What to produce:
Would you output the whole listing below, exactly as it reads?

---- Exercise input

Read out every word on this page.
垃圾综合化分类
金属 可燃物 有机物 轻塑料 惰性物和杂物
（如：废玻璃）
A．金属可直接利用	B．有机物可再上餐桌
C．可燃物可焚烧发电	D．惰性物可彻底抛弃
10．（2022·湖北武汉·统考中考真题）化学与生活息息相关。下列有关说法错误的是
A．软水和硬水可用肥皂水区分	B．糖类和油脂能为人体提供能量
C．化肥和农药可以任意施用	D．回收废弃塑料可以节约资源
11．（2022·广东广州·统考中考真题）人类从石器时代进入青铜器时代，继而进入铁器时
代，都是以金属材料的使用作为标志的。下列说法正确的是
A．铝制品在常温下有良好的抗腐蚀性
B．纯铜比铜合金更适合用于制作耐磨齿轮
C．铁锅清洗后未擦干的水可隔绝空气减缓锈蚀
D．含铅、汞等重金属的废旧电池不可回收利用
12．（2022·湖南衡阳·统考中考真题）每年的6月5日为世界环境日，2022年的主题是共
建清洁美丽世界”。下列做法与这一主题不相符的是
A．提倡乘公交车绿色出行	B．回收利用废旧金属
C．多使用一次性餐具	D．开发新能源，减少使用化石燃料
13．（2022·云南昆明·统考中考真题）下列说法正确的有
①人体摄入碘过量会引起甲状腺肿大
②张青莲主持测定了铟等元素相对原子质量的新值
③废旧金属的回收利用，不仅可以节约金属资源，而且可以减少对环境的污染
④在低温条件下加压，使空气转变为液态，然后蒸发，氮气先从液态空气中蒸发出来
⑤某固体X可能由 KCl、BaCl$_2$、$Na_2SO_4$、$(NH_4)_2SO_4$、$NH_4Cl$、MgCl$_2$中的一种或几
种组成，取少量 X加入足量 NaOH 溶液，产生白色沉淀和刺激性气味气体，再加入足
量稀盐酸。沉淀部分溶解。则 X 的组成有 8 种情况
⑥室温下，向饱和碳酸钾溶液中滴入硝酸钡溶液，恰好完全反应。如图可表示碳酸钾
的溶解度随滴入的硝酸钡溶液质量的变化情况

--------

Written response:
Read out every word on this page.
垃圾综合化分类
金属 可燃物 有机物 轻塑料 惰性物和杂物
（如：废玻璃）
A．金属可直接利用	B．有机物可再上餐桌
C．可燃物可焚烧发电	D．惰性物可彻底抛弃
10．（2022·湖北武汉·统考中考真题）化学与生活息息相关。下列有关说法错误的是
A．软水和硬水可用肥皂水区分	B．糖类和油脂能为人体提供能量
C．化肥和农药可以任意施用	D．回收废弃塑料可以节约资源
11．（2022·广东广州·统考中考真题）人类从石器时代进入青铜器时代，继而进入铁器时
代，都是以金属材料的使用作为标志的。下列说法正确的是
A．铝制品在常温下有良好的抗腐蚀性
B．纯铜比铜合金更适合用于制作耐磨齿轮
C．铁锅清洗后未擦干的水可隔绝空气减缓锈蚀
D．含铅、汞等重金属的废旧电池不可回收利用
12．（2022·湖南衡阳·统考中考真题）每年的6月5日为世界环境日，2022年的主题是共
建清洁美丽世界”。下列做法与这一主题不相符的是
A．提倡乘公交车绿色出行	B．回收利用废旧金属
C．多使用一次性餐具	D．开发新能源，减少使用化石燃料
13．（2022·云南昆明·统考中考真题）下列说法正确的有
①人体摄入碘过量会引起甲状腺肿大
②张青莲主持测定了铟等元素相对原子质量的新值
③废旧金属的回收利用，不仅可以节约金属资源，而且可以减少对环境的污染
④在低温条件下加压，使空气转变为液态，然后蒸发，氮气先从液态空气中蒸发出来
⑤某固体X可能由 KCl、BaCl$_2$、$Na_2SO_4$、$(NH_4)_2SO_4$、$NH_4Cl$、MgCl$_2$中的一种或几
种组成，取少量 X加入足量 NaOH 溶液，产生白色沉淀和刺激性气味气体，再加入足
量稀盐酸。沉淀部分溶解。则 X 的组成有 8 种情况
⑥室温下，向饱和碳酸钾溶液中滴入硝酸钡溶液，恰好完全反应。如图可表示碳酸钾
的溶解度随滴入的硝酸钡溶液质量的变化情况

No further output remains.